» **MATERIAL SUPPLIED**

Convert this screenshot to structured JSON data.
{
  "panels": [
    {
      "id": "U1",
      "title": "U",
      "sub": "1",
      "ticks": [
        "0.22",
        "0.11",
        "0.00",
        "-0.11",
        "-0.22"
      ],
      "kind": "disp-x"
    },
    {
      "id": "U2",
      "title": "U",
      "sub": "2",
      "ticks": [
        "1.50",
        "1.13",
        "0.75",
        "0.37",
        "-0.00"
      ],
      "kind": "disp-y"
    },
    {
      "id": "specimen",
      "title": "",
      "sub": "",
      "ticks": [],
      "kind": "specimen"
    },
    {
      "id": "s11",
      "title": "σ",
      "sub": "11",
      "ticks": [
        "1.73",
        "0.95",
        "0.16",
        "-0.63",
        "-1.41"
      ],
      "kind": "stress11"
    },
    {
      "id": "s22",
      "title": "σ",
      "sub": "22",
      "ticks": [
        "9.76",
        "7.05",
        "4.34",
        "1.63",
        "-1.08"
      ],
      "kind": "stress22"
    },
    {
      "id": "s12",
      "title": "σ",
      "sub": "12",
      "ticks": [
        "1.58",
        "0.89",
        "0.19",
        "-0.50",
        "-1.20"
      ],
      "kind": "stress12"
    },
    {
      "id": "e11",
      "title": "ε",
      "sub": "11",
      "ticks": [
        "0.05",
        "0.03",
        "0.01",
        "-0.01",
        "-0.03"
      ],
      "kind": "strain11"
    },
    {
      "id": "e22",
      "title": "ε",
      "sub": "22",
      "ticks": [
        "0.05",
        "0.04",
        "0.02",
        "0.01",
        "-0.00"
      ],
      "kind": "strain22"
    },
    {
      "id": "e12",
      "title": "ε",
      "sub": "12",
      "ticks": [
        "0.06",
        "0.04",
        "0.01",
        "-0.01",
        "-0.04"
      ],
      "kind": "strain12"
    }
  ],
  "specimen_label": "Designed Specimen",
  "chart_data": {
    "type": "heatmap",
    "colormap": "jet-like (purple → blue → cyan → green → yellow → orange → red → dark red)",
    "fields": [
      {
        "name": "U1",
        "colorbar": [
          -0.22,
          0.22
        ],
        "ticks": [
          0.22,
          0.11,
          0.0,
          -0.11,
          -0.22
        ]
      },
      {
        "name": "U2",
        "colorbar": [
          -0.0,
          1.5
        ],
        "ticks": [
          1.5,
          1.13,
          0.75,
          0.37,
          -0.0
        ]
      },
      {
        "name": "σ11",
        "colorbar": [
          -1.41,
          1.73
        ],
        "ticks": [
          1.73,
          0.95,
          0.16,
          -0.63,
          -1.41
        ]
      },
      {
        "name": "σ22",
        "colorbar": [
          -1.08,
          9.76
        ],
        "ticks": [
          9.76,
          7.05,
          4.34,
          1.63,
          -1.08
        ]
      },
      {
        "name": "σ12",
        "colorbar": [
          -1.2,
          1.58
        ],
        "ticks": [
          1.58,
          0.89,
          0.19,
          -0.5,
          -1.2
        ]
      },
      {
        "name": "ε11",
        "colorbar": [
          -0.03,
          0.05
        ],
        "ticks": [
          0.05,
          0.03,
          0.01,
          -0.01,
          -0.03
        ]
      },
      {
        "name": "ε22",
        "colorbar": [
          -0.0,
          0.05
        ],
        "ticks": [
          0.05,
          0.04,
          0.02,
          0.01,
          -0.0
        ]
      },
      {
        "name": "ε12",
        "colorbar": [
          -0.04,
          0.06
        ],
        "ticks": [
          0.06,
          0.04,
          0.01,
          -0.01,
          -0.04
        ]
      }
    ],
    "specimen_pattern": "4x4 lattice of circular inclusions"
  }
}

» **WHAT TO DO**
Copy out all of the data exactly, leaving nothing out.

» **EXERCISE RESPONSE**
Convert this screenshot to structured JSON data.
{
  "panels": [
    {
      "id": "U1",
      "title": "U",
      "sub": "1",
      "ticks": [
        "0.22",
        "0.11",
        "0.00",
        "-0.11",
        "-0.22"
      ],
      "kind": "disp-x"
    },
    {
      "id": "U2",
      "title": "U",
      "sub": "2",
      "ticks": [
        "1.50",
        "1.13",
        "0.75",
        "0.37",
        "-0.00"
      ],
      "kind": "disp-y"
    },
    {
      "id": "specimen",
      "title": "",
      "sub": "",
      "ticks": [],
      "kind": "specimen"
    },
    {
      "id": "s11",
      "title": "σ",
      "sub": "11",
      "ticks": [
        "1.73",
        "0.95",
        "0.16",
        "-0.63",
        "-1.41"
      ],
      "kind": "stress11"
    },
    {
      "id": "s22",
      "title": "σ",
      "sub": "22",
      "ticks": [
        "9.76",
        "7.05",
        "4.34",
        "1.63",
        "-1.08"
      ],
      "kind": "stress22"
    },
    {
      "id": "s12",
      "title": "σ",
      "sub": "12",
      "ticks": [
        "1.58",
        "0.89",
        "0.19",
        "-0.50",
        "-1.20"
      ],
      "kind": "stress12"
    },
    {
      "id": "e11",
      "title": "ε",
      "sub": "11",
      "ticks": [
        "0.05",
        "0.03",
        "0.01",
        "-0.01",
        "-0.03"
      ],
      "kind": "strain11"
    },
    {
      "id": "e22",
      "title": "ε",
      "sub": "22",
      "ticks": [
        "0.05",
        "0.04",
        "0.02",
        "0.01",
        "-0.00"
      ],
      "kind": "strain22"
    },
    {
      "id": "e12",
      "title": "ε",
      "sub": "12",
      "ticks": [
        "0.06",
        "0.04",
        "0.01",
        "-0.01",
        "-0.04"
      ],
      "kind": "strain12"
    }
  ],
  "specimen_label": "Designed Specimen",
  "chart_data": {
    "type": "heatmap",
    "colormap": "jet-like (purple → blue → cyan → green → yellow → orange → red → dark red)",
    "fields": [
      {
        "name": "U1",
        "colorbar": [
          -0.22,
          0.22
        ],
        "ticks": [
          0.22,
          0.11,
          0.0,
          -0.11,
          -0.22
        ]
      },
      {
        "name": "U2",
        "colorbar": [
          -0.0,
          1.5
        ],
        "ticks": [
          1.5,
          1.13,
          0.75,
          0.37,
          -0.0
        ]
      },
      {
        "name": "σ11",
        "colorbar": [
          -1.41,
          1.73
        ],
        "ticks": [
          1.73,
          0.95,
          0.16,
          -0.63,
          -1.41
        ]
      },
      {
        "name": "σ22",
        "colorbar": [
          -1.08,
          9.76
        ],
        "ticks": [
          9.76,
          7.05,
          4.34,
          1.63,
          -1.08
        ]
      },
      {
        "name": "σ12",
        "colorbar": [
          -1.2,
          1.58
        ],
        "ticks": [
          1.58,
          0.89,
          0.19,
          -0.5,
          -1.2
        ]
      },
      {
        "name": "ε11",
        "colorbar": [
          -0.03,
          0.05
        ],
        "ticks": [
          0.05,
          0.03,
          0.01,
          -0.01,
          -0.03
        ]
      },
      {
        "name": "ε22",
        "colorbar": [
          -0.0,
          0.05
        ],
        "ticks": [
          0.05,
          0.04,
          0.02,
          0.01,
          -0.0
        ]
      },
      {
        "name": "ε12",
        "colorbar": [
          -0.04,
          0.06
        ],
        "ticks": [
          0.06,
          0.04,
          0.01,
          -0.01,
          -0.04
        ]
      }
    ],
    "specimen_pattern": "4x4 lattice of circular inclusions"
  }
}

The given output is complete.